What to produce
In the listing below, identify each line with the word "úhrn" and return those lines.

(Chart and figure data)
● ● ● ●

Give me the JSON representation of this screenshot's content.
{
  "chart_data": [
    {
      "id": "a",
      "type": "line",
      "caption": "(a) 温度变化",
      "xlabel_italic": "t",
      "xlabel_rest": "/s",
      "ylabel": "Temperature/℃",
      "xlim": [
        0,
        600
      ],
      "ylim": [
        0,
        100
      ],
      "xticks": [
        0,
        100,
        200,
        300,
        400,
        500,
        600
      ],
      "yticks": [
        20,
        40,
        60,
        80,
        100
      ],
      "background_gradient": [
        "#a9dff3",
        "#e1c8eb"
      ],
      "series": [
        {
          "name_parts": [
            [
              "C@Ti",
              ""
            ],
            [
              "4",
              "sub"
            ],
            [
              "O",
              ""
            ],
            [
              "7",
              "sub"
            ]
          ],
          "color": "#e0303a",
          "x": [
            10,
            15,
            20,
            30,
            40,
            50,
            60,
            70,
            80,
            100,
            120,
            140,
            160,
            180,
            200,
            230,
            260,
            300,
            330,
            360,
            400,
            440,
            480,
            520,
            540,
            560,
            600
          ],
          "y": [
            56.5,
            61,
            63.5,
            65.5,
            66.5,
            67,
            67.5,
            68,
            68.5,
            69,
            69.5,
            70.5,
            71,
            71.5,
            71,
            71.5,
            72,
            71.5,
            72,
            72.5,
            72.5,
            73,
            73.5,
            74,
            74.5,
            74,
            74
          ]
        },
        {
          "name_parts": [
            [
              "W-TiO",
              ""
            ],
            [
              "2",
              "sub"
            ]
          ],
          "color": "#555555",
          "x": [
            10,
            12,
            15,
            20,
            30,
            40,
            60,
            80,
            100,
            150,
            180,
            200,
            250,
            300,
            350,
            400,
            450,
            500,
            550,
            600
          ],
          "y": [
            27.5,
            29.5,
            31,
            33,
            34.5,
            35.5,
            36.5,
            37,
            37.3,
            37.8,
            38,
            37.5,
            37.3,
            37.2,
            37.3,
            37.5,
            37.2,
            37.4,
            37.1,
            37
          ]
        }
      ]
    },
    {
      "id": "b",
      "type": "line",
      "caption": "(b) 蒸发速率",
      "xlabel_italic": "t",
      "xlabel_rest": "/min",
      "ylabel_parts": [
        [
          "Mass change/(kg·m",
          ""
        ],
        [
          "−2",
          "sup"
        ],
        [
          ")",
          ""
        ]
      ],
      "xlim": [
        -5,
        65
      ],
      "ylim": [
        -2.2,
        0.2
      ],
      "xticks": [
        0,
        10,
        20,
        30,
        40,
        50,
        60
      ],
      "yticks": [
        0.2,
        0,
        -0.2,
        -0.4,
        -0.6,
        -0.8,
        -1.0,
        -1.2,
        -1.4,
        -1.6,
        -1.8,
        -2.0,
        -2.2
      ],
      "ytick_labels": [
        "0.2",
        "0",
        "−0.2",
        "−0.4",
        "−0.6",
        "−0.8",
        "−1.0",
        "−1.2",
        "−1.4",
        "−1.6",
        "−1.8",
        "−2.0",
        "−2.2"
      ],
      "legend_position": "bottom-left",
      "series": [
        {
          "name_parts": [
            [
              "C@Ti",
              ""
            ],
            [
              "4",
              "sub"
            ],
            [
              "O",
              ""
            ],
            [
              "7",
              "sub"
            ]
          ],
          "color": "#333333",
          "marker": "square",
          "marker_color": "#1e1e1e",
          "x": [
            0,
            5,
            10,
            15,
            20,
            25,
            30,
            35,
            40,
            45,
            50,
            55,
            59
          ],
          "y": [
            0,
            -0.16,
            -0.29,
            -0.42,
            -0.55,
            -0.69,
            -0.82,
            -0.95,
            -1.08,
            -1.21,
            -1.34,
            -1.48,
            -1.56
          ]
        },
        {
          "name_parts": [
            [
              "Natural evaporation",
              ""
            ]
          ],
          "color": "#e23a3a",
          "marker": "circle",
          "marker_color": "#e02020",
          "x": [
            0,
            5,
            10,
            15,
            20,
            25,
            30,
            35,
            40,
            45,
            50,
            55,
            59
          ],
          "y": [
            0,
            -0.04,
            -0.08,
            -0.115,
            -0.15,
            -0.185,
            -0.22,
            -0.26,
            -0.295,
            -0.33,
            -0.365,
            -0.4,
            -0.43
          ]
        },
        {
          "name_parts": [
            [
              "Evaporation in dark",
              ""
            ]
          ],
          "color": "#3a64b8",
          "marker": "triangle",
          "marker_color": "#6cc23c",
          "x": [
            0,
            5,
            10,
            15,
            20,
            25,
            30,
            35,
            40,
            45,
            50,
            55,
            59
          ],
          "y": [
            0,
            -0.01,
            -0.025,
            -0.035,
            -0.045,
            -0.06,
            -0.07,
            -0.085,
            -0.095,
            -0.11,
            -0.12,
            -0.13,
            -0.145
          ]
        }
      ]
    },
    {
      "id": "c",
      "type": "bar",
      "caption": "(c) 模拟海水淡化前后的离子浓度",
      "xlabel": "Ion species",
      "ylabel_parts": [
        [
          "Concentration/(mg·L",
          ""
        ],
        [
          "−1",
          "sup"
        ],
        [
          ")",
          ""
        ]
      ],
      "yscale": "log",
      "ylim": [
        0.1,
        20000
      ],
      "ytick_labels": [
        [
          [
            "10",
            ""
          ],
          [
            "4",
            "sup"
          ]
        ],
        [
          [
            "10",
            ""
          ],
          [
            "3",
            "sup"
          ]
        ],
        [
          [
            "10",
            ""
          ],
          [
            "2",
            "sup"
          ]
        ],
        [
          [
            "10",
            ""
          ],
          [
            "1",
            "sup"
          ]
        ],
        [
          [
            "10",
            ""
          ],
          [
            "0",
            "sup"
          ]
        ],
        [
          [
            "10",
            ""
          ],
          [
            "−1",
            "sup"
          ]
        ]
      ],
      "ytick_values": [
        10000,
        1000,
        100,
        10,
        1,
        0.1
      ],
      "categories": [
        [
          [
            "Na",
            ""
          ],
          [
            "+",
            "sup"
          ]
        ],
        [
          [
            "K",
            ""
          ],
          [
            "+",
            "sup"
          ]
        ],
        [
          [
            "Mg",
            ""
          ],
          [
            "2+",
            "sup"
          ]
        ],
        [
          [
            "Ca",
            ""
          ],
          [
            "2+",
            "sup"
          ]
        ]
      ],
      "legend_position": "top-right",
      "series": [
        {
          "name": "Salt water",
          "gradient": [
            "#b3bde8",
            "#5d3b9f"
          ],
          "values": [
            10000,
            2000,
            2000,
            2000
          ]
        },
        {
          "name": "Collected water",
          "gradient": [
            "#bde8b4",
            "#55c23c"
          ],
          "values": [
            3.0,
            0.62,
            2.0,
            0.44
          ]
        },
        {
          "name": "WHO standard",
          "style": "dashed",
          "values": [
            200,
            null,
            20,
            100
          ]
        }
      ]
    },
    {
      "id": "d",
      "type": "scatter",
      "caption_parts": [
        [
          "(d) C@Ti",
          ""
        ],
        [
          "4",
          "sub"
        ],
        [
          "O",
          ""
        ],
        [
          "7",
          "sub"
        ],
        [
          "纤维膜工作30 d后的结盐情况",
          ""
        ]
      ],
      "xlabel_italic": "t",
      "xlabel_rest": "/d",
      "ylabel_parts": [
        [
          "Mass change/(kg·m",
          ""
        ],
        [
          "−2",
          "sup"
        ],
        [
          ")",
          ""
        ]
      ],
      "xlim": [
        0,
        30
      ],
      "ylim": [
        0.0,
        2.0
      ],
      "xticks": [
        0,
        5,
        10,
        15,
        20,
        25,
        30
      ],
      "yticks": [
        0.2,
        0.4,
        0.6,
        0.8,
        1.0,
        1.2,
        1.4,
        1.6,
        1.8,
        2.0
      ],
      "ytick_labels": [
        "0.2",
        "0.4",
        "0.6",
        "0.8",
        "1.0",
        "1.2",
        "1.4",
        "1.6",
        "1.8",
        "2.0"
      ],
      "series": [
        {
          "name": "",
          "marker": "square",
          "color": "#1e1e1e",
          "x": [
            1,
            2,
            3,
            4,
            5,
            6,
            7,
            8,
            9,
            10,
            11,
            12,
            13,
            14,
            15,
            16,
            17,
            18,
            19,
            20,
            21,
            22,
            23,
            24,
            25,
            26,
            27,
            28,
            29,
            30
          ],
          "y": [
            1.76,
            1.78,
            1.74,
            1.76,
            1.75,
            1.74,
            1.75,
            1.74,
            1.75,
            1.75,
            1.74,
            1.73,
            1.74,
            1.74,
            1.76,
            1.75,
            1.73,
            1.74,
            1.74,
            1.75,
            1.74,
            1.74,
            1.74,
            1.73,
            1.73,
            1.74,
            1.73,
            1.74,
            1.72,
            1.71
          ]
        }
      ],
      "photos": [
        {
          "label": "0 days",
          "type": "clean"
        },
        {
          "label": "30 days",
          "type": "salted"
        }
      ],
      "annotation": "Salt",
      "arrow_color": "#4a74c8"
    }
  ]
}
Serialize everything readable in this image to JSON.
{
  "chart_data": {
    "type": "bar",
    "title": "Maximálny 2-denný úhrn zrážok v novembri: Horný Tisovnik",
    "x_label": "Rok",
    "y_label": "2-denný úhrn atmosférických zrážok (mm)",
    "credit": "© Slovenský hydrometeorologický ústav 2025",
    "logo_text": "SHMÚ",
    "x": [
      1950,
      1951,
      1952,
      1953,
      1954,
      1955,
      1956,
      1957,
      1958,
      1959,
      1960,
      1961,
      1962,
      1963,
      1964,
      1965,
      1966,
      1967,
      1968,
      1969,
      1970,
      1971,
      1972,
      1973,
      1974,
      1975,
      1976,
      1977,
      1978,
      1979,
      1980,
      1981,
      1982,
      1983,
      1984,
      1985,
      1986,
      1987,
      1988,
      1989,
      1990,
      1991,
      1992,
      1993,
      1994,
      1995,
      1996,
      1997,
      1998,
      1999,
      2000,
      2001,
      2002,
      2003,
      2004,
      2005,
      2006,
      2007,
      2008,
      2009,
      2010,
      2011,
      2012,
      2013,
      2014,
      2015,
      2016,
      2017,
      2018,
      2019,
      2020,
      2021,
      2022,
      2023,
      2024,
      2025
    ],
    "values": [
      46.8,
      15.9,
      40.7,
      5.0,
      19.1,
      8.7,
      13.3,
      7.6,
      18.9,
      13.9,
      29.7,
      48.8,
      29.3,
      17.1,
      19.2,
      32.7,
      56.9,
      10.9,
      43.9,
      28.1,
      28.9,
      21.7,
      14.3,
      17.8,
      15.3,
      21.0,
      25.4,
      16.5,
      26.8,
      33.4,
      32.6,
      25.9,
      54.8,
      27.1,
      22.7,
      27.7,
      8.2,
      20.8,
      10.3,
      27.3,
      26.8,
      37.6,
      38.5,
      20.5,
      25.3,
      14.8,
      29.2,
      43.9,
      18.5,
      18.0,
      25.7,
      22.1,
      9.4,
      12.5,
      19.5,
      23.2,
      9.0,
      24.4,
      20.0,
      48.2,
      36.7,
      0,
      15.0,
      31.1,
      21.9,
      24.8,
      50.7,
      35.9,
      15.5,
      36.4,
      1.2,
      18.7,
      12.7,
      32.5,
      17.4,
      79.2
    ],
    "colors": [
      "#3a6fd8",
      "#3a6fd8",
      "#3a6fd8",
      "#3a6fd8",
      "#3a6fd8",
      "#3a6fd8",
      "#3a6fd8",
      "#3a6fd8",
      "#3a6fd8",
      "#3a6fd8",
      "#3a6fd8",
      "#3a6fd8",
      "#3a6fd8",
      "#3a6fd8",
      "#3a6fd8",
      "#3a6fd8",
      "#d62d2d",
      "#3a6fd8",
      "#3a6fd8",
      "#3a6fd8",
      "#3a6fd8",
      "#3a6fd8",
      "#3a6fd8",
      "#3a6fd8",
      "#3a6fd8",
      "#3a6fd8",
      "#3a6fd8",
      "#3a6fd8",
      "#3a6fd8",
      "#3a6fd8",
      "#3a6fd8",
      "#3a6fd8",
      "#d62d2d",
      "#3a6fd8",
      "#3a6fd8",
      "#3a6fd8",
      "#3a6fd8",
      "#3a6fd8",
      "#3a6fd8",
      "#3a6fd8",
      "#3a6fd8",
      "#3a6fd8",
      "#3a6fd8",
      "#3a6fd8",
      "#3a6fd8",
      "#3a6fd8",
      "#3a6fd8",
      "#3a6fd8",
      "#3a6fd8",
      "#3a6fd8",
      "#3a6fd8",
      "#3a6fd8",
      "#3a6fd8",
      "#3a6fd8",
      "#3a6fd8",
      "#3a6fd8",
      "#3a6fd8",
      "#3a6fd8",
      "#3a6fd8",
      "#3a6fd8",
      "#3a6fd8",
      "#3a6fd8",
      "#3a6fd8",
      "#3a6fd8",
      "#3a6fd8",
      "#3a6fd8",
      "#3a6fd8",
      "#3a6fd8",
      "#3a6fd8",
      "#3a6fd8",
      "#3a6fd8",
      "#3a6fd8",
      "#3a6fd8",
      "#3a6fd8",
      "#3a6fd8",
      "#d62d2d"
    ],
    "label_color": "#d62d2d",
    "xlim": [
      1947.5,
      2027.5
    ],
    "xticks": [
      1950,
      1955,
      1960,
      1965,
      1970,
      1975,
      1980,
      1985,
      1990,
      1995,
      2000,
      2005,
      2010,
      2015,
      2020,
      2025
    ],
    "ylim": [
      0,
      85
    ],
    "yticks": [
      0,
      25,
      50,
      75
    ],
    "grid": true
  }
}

● ● ● ●

Exercise solution
    "title": "Maximálny 2-denný úhrn zrážok v novembri: Horný Tisovnik",
    "y_label": "2-denný úhrn atmosférických zrážok (mm)",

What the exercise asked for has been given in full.